Stored entries:
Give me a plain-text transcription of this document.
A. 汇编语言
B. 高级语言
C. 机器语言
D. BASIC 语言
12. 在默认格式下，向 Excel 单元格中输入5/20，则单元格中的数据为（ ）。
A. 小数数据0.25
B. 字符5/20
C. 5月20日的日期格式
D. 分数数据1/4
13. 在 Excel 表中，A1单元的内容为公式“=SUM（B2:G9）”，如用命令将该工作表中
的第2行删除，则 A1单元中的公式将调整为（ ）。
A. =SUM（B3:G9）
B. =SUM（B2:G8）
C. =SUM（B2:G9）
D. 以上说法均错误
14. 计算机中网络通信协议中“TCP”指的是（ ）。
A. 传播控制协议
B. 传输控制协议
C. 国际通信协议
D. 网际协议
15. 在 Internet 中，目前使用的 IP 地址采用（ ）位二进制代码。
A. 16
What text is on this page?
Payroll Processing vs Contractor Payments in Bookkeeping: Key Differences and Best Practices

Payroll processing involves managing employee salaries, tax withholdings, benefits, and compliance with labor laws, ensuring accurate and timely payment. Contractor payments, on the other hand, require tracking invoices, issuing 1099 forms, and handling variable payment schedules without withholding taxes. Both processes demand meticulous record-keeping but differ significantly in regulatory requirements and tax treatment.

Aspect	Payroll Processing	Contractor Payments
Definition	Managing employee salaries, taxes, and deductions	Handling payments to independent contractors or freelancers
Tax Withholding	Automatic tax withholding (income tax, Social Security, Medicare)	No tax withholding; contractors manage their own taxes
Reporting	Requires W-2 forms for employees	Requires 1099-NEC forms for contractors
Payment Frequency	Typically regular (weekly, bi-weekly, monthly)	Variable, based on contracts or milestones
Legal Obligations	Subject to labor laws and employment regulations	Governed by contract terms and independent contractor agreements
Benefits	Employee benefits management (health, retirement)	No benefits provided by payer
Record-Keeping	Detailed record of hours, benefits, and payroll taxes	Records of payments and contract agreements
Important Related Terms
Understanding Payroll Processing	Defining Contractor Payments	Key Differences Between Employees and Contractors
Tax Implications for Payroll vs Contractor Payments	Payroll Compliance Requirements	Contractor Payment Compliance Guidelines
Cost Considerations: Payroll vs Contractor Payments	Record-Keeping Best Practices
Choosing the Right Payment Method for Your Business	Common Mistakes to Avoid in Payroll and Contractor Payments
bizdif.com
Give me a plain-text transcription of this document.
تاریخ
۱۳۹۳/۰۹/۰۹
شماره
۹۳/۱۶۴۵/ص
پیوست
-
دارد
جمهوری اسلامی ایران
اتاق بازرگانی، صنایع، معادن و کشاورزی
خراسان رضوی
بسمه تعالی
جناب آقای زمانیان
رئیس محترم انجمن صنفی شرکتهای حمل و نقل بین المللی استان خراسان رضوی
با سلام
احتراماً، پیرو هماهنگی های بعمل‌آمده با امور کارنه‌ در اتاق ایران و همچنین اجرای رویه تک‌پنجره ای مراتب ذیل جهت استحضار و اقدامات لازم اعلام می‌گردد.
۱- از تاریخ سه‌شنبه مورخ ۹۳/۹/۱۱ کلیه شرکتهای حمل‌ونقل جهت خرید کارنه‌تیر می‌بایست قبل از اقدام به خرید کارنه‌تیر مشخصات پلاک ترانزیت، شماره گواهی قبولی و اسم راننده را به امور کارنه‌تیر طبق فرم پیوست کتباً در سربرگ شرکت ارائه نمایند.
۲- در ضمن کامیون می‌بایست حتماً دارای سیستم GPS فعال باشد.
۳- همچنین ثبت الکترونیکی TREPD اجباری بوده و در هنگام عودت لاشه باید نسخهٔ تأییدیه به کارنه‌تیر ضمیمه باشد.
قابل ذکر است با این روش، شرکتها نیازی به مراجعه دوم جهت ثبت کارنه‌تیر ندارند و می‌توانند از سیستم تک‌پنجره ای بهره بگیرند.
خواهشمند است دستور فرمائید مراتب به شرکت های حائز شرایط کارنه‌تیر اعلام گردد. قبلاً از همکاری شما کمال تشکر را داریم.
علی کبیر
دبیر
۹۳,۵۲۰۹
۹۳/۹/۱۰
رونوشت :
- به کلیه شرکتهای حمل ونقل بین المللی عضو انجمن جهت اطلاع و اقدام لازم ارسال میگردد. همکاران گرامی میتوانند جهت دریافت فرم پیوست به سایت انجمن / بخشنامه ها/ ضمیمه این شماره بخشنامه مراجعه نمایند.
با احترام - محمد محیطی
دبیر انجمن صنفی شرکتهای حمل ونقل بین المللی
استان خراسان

■ Task prompt: Where a line above contains the word "benefits", copy that line.

■ Task output:
Payroll processing involves managing employee salaries, tax withholdings, benefits, and compliance with labor laws, ensuring accurate and timely payment. Contractor payments, on the other hand, require tracking invoices, issuing 1099 forms, and handling variable payment schedules without withholding taxes. Both processes demand meticulous record-keeping but differ significantly in regulatory requirements and tax treatment.
Benefits	Employee benefits management (health, retirement)	No benefits provided by payer
Record-Keeping	Detailed record of hours, benefits, and payroll taxes	Records of payments and contract agreements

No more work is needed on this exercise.